Se cumplen 150 años desde que se publicara “Les Miserables”, la famosa obra del autor francés Víctor Hugo.
Autor: Cristían Viñales SJ
La obra es una crítica profunda a la sociedad francesa de comienzos del siglo XIX y creo que resulta perfectamente extensible, en el tiempo y el espacio, a lo que constatamos a simple vista en el Chile de hoy.
El protagonista de la novela, Jean Valjean, condenado por romper una vitrina y robar un pan para alimentar a sus sobrinos, puede constituirse como paradigma de muchos que han sido, son o serán, reducidos a la etiqueta de ‘insignificantes’ en nuestra sociedad.
“Comenzó por juzgarse a sí mismo. Reconoció que no era un inocente castigado injustamente. Confesó que había cometido una acción mala, culpable; que quizá no le habrían negado el pan si lo hubiese pedido; que en todo caso hubiera sido mejor esperar para conseguirlo de la piedad o del trabajo; que no es una razón el decir: ¿se puede esperar cuando se padece hambre? Que es muy raro el caso que un hombre muera literalmente de hambre; que debió haber tenido paciencia; que eso hubiera sido mejor para sus pobres niños; que había sido un acto de locura en él, desgraciado criminal, coger violentamente a la sociedad entera por el cuello, y figurarse que se puede salir de la miseria por medio del robo; que es siempre una mala puerta para salir de la miseria la que da entrada a la infamia; y, en fin, que había obrado mal” (*).
¿Cuántos se podrían sentir identificado con esto? Mapuches en barricadas, jóvenes lanzando piedras, migrantes sin documentos o incluso carabineros excediéndose en el uso de sus facultades. ¿Cuántas razones justas? Dignidad, educación, libertad, seguridad, que, como el hambre de los suyos en el caso de Jean Valjean, se constituyen como motivos indudablemente razonables para luchar.
Pese a ello, la impotencia al reconocerse invisible ante los ojos de la ‘justicia’ y el dar cabida al instinto tan humano de buscar e identificar ‘culpables’ y hacer justicia por los propios medios, eclipsa nuestras más profundas intenciones y terminamos como San Pablo, quien se reprocha: “No hago el bien que quiero sino el mal que no quiero”.
════════════════
Ejercicio propuesto 1
Enumera las razones justas que el texto sobre «Les Miserables» presenta como motivos razonables para luchar.
════════════════
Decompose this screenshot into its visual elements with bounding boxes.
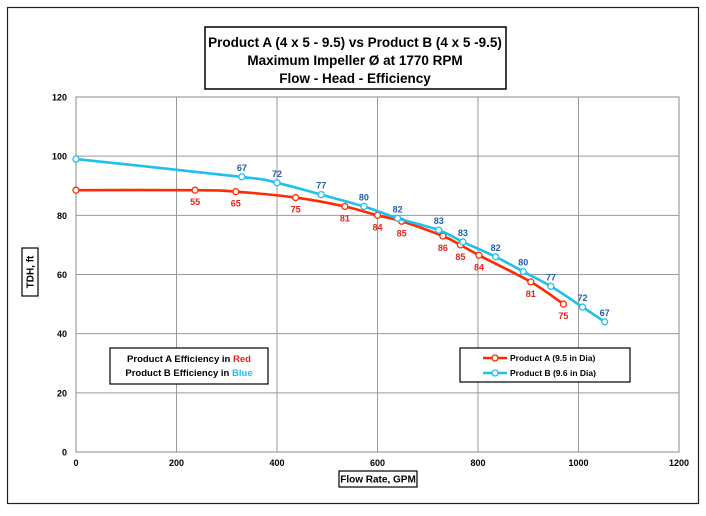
y-tick-label: 40 <box>57 329 67 339</box>
efficiency-labels: 55 65 75 81 84 85 86 85 84 81 75 67 72 77 80 82 83 83 82 80… <box>190 163 610 321</box>
efficiency-label-product-b: 67 <box>237 163 247 173</box>
data-point-product-b <box>393 214 402 222</box>
efficiency-label-product-a: 75 <box>291 205 301 215</box>
x-tick-label: 200 <box>169 458 184 468</box>
efficiency-label-product-a: 65 <box>231 199 241 209</box>
efficiency-label-product-b: 72 <box>272 169 282 179</box>
y-tick-label: 20 <box>57 388 67 398</box>
data-point-product-b <box>317 190 325 199</box>
data-point-product-b <box>491 253 500 261</box>
legend-label-product-b: Product B (9.6 in Dia) <box>510 368 596 378</box>
efficiency-label-product-b: 83 <box>434 216 444 226</box>
data-point-product-b <box>600 318 609 326</box>
data-point-product-b <box>72 155 80 163</box>
efficiency-label-product-b: 67 <box>600 308 610 318</box>
title-line-1: Product A (4 x 5 - 9.5) vs Product B (4 … <box>208 35 502 50</box>
data-point-product-b <box>238 173 246 181</box>
y-axis-title: TDH, ft <box>26 255 37 288</box>
x-tick-label: 1200 <box>669 458 689 468</box>
data-point-product-a <box>559 300 568 308</box>
efficiency-label-product-b: 80 <box>518 258 528 268</box>
x-axis-title: Flow Rate, GPM <box>340 475 416 486</box>
x-tick-label: 0 <box>73 458 78 468</box>
data-point-product-a <box>72 186 80 194</box>
efficiency-label-product-a: 85 <box>397 228 407 238</box>
data-point-product-a <box>191 186 199 194</box>
x-axis-title-box <box>338 470 418 488</box>
y-tick-label: 100 <box>52 152 67 162</box>
x-tick-label: 400 <box>269 458 284 468</box>
title-line-3: Flow - Head - Efficiency <box>279 71 431 86</box>
legend-item-product-b: Product B (9.6 in Dia) <box>483 368 596 378</box>
efficiency-label-product-a: 85 <box>455 252 465 262</box>
data-point-product-b <box>360 202 368 211</box>
efficiency-label-product-a: 86 <box>438 243 448 253</box>
data-point-product-a <box>341 202 349 211</box>
efficiency-label-product-b: 80 <box>359 192 369 202</box>
efficiency-label-product-b: 83 <box>458 228 468 238</box>
y-tick-label: 0 <box>62 448 67 458</box>
data-point-product-b <box>519 267 527 276</box>
y-tick-label: 60 <box>57 270 67 280</box>
efficiency-note-line-2: Product B Efficiency in Blue <box>125 368 252 379</box>
efficiency-label-product-b: 82 <box>393 204 403 214</box>
x-tick-label: 600 <box>370 458 385 468</box>
title-line-2: Maximum Impeller Ø at 1770 RPM <box>247 53 462 68</box>
efficiency-label-product-b: 72 <box>578 293 588 303</box>
legend-marker-product-b <box>491 369 499 377</box>
data-point-product-a <box>527 278 535 286</box>
x-tick-label: 800 <box>470 458 485 468</box>
efficiency-label-product-b: 77 <box>316 181 326 191</box>
legend <box>459 347 631 383</box>
legend-item-product-a: Product A (9.5 in Dia) <box>483 353 595 363</box>
efficiency-label-product-a: 55 <box>190 197 200 207</box>
data-point-product-b <box>578 303 587 311</box>
data-point-product-a <box>475 251 483 259</box>
series-layer <box>72 155 609 326</box>
efficiency-label-product-a: 75 <box>558 311 568 321</box>
legend-label-product-a: Product A (9.5 in Dia) <box>510 353 595 363</box>
efficiency-label-product-a: 81 <box>340 213 350 223</box>
y-axis-title-box <box>21 247 39 297</box>
data-point-product-b <box>435 226 443 234</box>
title-box <box>204 26 507 90</box>
y-tick-label: 120 <box>52 93 67 103</box>
efficiency-label-product-a: 84 <box>372 222 382 232</box>
efficiency-label-product-b: 77 <box>546 272 556 282</box>
efficiency-label-product-b: 82 <box>491 243 501 253</box>
data-point-product-b <box>547 282 555 290</box>
y-tick-label: 80 <box>57 211 67 221</box>
data-point-product-b <box>459 238 467 246</box>
efficiency-note-line-1: Product A Efficiency in Red <box>127 354 251 365</box>
efficiency-label-product-a: 84 <box>474 262 484 272</box>
x-tick-label: 1000 <box>568 458 588 468</box>
note-red-word: Red <box>233 354 251 365</box>
data-point-product-a <box>291 193 300 202</box>
note-blue-word: Blue <box>232 368 253 379</box>
tick-labels: 0 200 400 600 800 1000 1200 0 20 40 60 80 100 120 <box>52 93 689 469</box>
efficiency-label-product-a: 81 <box>526 289 536 299</box>
efficiency-note-box <box>109 347 269 385</box>
data-point-product-a <box>232 188 240 196</box>
legend-marker-product-a <box>491 354 499 362</box>
data-point-product-b <box>273 179 281 187</box>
════════════════
Ejercicio propuesto 2
Cambia "product-b" por "producto-b" en el tramo de los registros que va desde la línea que contiene "y-tick-label: 40 <box>57 329 67 339</box>" hasta la línea que contiene "efficiency-label-product-a: 75 <box>291", ambas incluidas, y reproduce solo esas líneas sin modificar nada más.

Respuesta 1
Dignidad, educación, libertad y seguridad.

Respuesta 2
y-tick-label: 40 <box>57 329 67 339</box>
efficiency-labels: 55 65 75 81 84 85 86 85 84 81 75 67 72 77 80 82 83 83 82 80… <box>190 163 610 321</box>
efficiency-label-producto-b: 67 <box>237 163 247 173</box>
data-point-producto-b <box>393 214 402 222</box>
efficiency-label-product-a: 75 <box>291 205 301 215</box>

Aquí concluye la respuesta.